RECORDS FOR THE EXERCISE Block Start

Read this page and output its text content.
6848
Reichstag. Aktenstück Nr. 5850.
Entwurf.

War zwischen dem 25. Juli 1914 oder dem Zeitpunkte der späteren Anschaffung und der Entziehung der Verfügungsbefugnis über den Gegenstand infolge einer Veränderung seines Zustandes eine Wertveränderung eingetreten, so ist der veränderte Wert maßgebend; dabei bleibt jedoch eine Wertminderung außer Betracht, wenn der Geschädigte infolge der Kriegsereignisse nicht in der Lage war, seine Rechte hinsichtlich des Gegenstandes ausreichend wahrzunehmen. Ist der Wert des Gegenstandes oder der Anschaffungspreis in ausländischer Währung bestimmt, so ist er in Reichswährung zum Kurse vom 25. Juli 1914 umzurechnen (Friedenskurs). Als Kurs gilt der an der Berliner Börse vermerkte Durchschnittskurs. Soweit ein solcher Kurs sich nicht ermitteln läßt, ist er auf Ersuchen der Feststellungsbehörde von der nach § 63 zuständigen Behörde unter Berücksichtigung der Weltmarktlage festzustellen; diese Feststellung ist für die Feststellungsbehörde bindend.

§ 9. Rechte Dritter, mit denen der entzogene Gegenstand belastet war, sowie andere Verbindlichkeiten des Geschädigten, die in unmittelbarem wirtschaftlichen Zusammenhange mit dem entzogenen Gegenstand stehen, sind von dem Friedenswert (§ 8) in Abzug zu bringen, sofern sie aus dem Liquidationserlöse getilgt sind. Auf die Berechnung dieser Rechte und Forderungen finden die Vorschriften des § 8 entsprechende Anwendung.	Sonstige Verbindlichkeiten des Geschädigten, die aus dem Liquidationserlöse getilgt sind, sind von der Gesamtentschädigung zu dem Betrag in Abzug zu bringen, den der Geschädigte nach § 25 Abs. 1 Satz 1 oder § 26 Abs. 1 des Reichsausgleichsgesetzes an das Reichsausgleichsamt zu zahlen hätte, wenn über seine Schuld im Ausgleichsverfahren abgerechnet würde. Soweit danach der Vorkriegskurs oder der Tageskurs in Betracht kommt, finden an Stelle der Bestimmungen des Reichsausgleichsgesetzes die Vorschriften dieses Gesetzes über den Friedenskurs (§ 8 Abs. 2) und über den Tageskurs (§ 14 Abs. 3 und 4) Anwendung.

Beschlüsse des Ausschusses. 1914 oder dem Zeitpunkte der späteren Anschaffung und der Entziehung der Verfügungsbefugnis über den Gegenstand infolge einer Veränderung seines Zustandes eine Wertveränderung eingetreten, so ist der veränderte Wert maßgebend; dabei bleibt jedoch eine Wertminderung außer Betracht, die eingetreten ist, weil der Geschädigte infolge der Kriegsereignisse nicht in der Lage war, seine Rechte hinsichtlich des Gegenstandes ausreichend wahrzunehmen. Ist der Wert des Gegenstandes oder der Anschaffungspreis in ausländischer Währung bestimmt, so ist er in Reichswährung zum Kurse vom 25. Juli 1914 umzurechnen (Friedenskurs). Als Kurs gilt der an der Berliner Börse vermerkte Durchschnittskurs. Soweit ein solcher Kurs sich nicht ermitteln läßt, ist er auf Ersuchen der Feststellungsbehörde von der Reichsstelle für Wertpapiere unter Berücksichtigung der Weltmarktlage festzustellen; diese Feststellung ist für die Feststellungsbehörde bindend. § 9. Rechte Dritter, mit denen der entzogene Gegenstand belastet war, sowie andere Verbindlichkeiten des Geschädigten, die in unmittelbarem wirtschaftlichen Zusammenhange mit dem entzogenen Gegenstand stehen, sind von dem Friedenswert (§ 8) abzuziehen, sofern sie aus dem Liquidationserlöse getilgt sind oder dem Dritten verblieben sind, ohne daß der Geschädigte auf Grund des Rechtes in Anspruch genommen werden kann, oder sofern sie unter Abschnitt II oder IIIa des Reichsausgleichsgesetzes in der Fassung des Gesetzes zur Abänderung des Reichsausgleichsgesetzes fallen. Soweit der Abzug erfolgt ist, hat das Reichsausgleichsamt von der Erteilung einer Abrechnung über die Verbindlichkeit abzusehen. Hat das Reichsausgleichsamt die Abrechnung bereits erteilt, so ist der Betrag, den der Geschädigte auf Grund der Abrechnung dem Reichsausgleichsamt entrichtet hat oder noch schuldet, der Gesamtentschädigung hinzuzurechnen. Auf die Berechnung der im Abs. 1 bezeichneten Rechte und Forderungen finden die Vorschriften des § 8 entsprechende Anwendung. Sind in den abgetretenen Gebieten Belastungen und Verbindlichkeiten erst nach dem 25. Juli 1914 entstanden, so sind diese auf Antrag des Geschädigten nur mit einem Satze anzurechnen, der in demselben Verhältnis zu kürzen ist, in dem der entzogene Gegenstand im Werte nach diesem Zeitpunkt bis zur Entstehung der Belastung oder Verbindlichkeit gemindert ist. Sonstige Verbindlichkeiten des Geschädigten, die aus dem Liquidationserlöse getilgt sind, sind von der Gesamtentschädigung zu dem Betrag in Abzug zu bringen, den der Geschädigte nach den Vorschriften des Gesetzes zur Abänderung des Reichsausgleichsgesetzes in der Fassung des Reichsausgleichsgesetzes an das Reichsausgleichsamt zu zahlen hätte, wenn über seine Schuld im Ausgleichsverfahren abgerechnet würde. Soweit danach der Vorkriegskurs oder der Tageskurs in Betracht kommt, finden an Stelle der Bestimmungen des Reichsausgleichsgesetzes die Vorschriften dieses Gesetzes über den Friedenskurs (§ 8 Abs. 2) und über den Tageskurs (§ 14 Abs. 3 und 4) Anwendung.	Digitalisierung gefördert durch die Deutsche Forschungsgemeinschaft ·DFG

RECORDS FOR THE EXERCISE Block End

▸ **WORK TASK**
Write every record out again exactly.

▸ **TASK RESULT**
Read this page and output its text content.
6848
Reichstag. Aktenstück Nr. 5850.
Entwurf.

War zwischen dem 25. Juli 1914 oder dem Zeitpunkte der späteren Anschaffung und der Entziehung der Verfügungsbefugnis über den Gegenstand infolge einer Veränderung seines Zustandes eine Wertveränderung eingetreten, so ist der veränderte Wert maßgebend; dabei bleibt jedoch eine Wertminderung außer Betracht, wenn der Geschädigte infolge der Kriegsereignisse nicht in der Lage war, seine Rechte hinsichtlich des Gegenstandes ausreichend wahrzunehmen. Ist der Wert des Gegenstandes oder der Anschaffungspreis in ausländischer Währung bestimmt, so ist er in Reichswährung zum Kurse vom 25. Juli 1914 umzurechnen (Friedenskurs). Als Kurs gilt der an der Berliner Börse vermerkte Durchschnittskurs. Soweit ein solcher Kurs sich nicht ermitteln läßt, ist er auf Ersuchen der Feststellungsbehörde von der nach § 63 zuständigen Behörde unter Berücksichtigung der Weltmarktlage festzustellen; diese Feststellung ist für die Feststellungsbehörde bindend.

§ 9. Rechte Dritter, mit denen der entzogene Gegenstand belastet war, sowie andere Verbindlichkeiten des Geschädigten, die in unmittelbarem wirtschaftlichen Zusammenhange mit dem entzogenen Gegenstand stehen, sind von dem Friedenswert (§ 8) in Abzug zu bringen, sofern sie aus dem Liquidationserlöse getilgt sind. Auf die Berechnung dieser Rechte und Forderungen finden die Vorschriften des § 8 entsprechende Anwendung.	Sonstige Verbindlichkeiten des Geschädigten, die aus dem Liquidationserlöse getilgt sind, sind von der Gesamtentschädigung zu dem Betrag in Abzug zu bringen, den der Geschädigte nach § 25 Abs. 1 Satz 1 oder § 26 Abs. 1 des Reichsausgleichsgesetzes an das Reichsausgleichsamt zu zahlen hätte, wenn über seine Schuld im Ausgleichsverfahren abgerechnet würde. Soweit danach der Vorkriegskurs oder der Tageskurs in Betracht kommt, finden an Stelle der Bestimmungen des Reichsausgleichsgesetzes die Vorschriften dieses Gesetzes über den Friedenskurs (§ 8 Abs. 2) und über den Tageskurs (§ 14 Abs. 3 und 4) Anwendung.

Beschlüsse des Ausschusses. 1914 oder dem Zeitpunkte der späteren Anschaffung und der Entziehung der Verfügungsbefugnis über den Gegenstand infolge einer Veränderung seines Zustandes eine Wertveränderung eingetreten, so ist der veränderte Wert maßgebend; dabei bleibt jedoch eine Wertminderung außer Betracht, die eingetreten ist, weil der Geschädigte infolge der Kriegsereignisse nicht in der Lage war, seine Rechte hinsichtlich des Gegenstandes ausreichend wahrzunehmen. Ist der Wert des Gegenstandes oder der Anschaffungspreis in ausländischer Währung bestimmt, so ist er in Reichswährung zum Kurse vom 25. Juli 1914 umzurechnen (Friedenskurs). Als Kurs gilt der an der Berliner Börse vermerkte Durchschnittskurs. Soweit ein solcher Kurs sich nicht ermitteln läßt, ist er auf Ersuchen der Feststellungsbehörde von der Reichsstelle für Wertpapiere unter Berücksichtigung der Weltmarktlage festzustellen; diese Feststellung ist für die Feststellungsbehörde bindend. § 9. Rechte Dritter, mit denen der entzogene Gegenstand belastet war, sowie andere Verbindlichkeiten des Geschädigten, die in unmittelbarem wirtschaftlichen Zusammenhange mit dem entzogenen Gegenstand stehen, sind von dem Friedenswert (§ 8) abzuziehen, sofern sie aus dem Liquidationserlöse getilgt sind oder dem Dritten verblieben sind, ohne daß der Geschädigte auf Grund des Rechtes in Anspruch genommen werden kann, oder sofern sie unter Abschnitt II oder IIIa des Reichsausgleichsgesetzes in der Fassung des Gesetzes zur Abänderung des Reichsausgleichsgesetzes fallen. Soweit der Abzug erfolgt ist, hat das Reichsausgleichsamt von der Erteilung einer Abrechnung über die Verbindlichkeit abzusehen. Hat das Reichsausgleichsamt die Abrechnung bereits erteilt, so ist der Betrag, den der Geschädigte auf Grund der Abrechnung dem Reichsausgleichsamt entrichtet hat oder noch schuldet, der Gesamtentschädigung hinzuzurechnen. Auf die Berechnung der im Abs. 1 bezeichneten Rechte und Forderungen finden die Vorschriften des § 8 entsprechende Anwendung. Sind in den abgetretenen Gebieten Belastungen und Verbindlichkeiten erst nach dem 25. Juli 1914 entstanden, so sind diese auf Antrag des Geschädigten nur mit einem Satze anzurechnen, der in demselben Verhältnis zu kürzen ist, in dem der entzogene Gegenstand im Werte nach diesem Zeitpunkt bis zur Entstehung der Belastung oder Verbindlichkeit gemindert ist. Sonstige Verbindlichkeiten des Geschädigten, die aus dem Liquidationserlöse getilgt sind, sind von der Gesamtentschädigung zu dem Betrag in Abzug zu bringen, den der Geschädigte nach den Vorschriften des Gesetzes zur Abänderung des Reichsausgleichsgesetzes in der Fassung des Reichsausgleichsgesetzes an das Reichsausgleichsamt zu zahlen hätte, wenn über seine Schuld im Ausgleichsverfahren abgerechnet würde. Soweit danach der Vorkriegskurs oder der Tageskurs in Betracht kommt, finden an Stelle der Bestimmungen des Reichsausgleichsgesetzes die Vorschriften dieses Gesetzes über den Friedenskurs (§ 8 Abs. 2) und über den Tageskurs (§ 14 Abs. 3 und 4) Anwendung.	Digitalisierung gefördert durch die Deutsche Forschungsgemeinschaft ·DFG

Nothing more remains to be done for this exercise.